- **TASK REQUIREMENTS**:
(a) According to the blog post, what make of car broke down and left Liz Jones stranded?
(b) Reproduce the part of the blog post starting with "Let me tell" and going on through "should be ashamed.".

- **TEXT PASSAGE**:
++++++++++++++++++++

Saturday, January 08, 2011

Liz, you can't have contradictory things

Liz Jones is a particularly clueless specimen of the New Woman. She wants things to fall in place just as she'd like them to, without thinking through how that might happen.

Take a recent incident in her life in which her BMW broke down. She was stranded and upset. None of the young men who passed by stopped to help her and a few even abused her. And so she is upset that young men are no longer chivalrous and lack the masculine code of their forefathers:

Let me tell you, dear ladies: the age of chivalry is dead...

It is young men — up to the age of 40 — who behave like louts.

I had thought it was just my ex-husband who used to allow me to put petrol in the car while he sat warm in the passenger seat, but if my ­experience yesterday ­morning is anything to go by, it’s a generational phenomenon.

As Top Gear’s James May said this week, young men have lost their masculinity, in that they can no longer fix things. And this loss of manners is far worse.

Young working British men: you should be ashamed.

Did this sort of foul-mouthed male really win us the war? We don’t need more aircraft ­carriers, we need men who are not rude, ignorant pigs

Liz Jones never stops to consider why this transformation might have occurred. Why would an older generation of men have behaved with concern and courtesy toward women whilst the younger one doesn't?

++++++++++++++++++++

- **DATASET CONTENT**:
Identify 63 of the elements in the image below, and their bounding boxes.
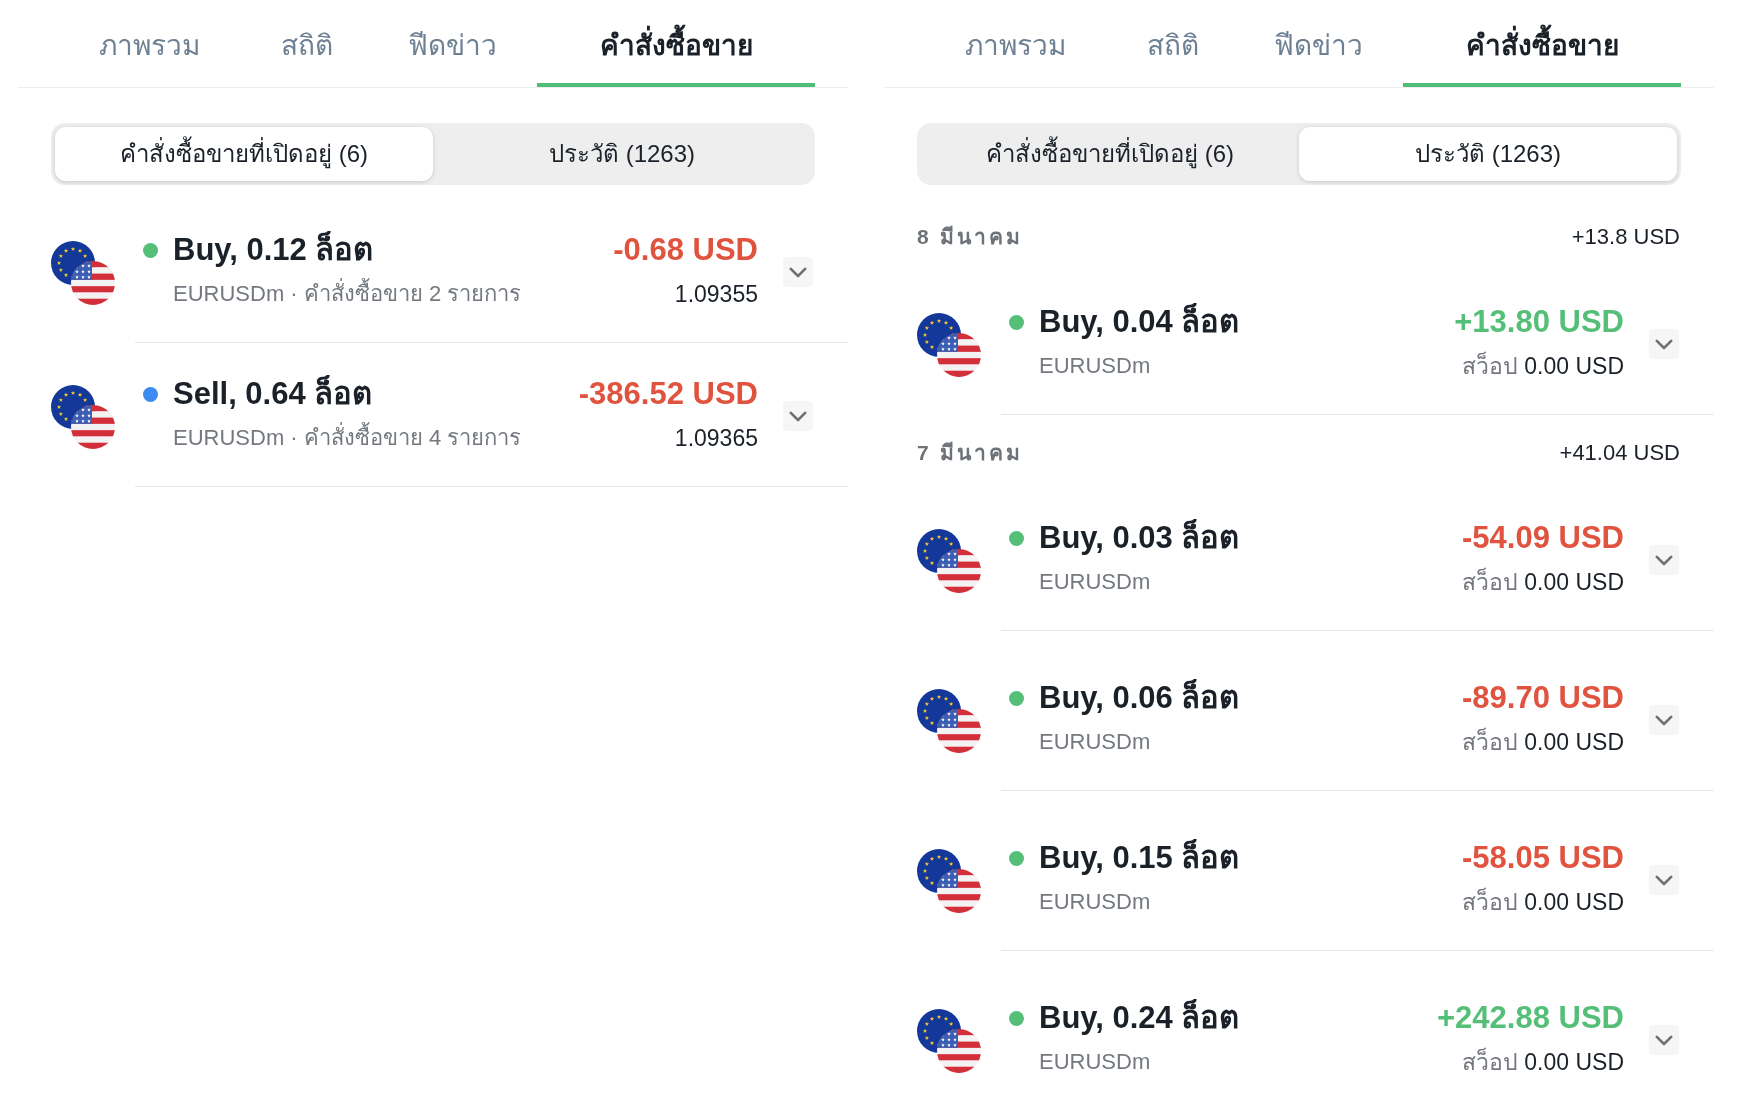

++++++++++++++++++++

- **ANSWERS TO THE TASKS**:
(a) A BMW.

(b)
Let me tell you, dear ladies: the age of chivalry is dead...

It is young men — up to the age of 40 — who behave like louts.

I had thought it was just my ex-husband who used to allow me to put petrol in the car while he sat warm in the passenger seat, but if my ­experience yesterday ­morning is anything to go by, it’s a generational phenomenon.

As Top Gear’s James May said this week, young men have lost their masculinity, in that they can no longer fix things. And this loss of manners is far worse.

Young working British men: you should be ashamed.